→ **SET PROBLEM**: In the entries below, find the lines that contain the word "Curvatura" and copy them.

(Stored entries)
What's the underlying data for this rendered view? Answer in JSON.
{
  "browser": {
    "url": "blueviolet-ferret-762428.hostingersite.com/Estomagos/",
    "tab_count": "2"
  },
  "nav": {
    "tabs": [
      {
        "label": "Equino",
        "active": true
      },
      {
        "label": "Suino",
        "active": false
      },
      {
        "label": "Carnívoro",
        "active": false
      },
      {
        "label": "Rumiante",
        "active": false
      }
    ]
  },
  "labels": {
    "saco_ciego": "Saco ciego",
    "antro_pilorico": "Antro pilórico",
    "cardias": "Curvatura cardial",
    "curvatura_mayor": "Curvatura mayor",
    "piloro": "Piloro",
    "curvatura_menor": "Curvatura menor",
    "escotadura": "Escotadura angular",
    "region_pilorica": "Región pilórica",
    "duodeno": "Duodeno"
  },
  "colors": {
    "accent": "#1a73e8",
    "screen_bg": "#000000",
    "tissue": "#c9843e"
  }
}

→ **RESPONSE TO THE TASK**:
    "cardias": "Curvatura cardial",
    "curvatura_mayor": "Curvatura mayor",
    "curvatura_menor": "Curvatura menor",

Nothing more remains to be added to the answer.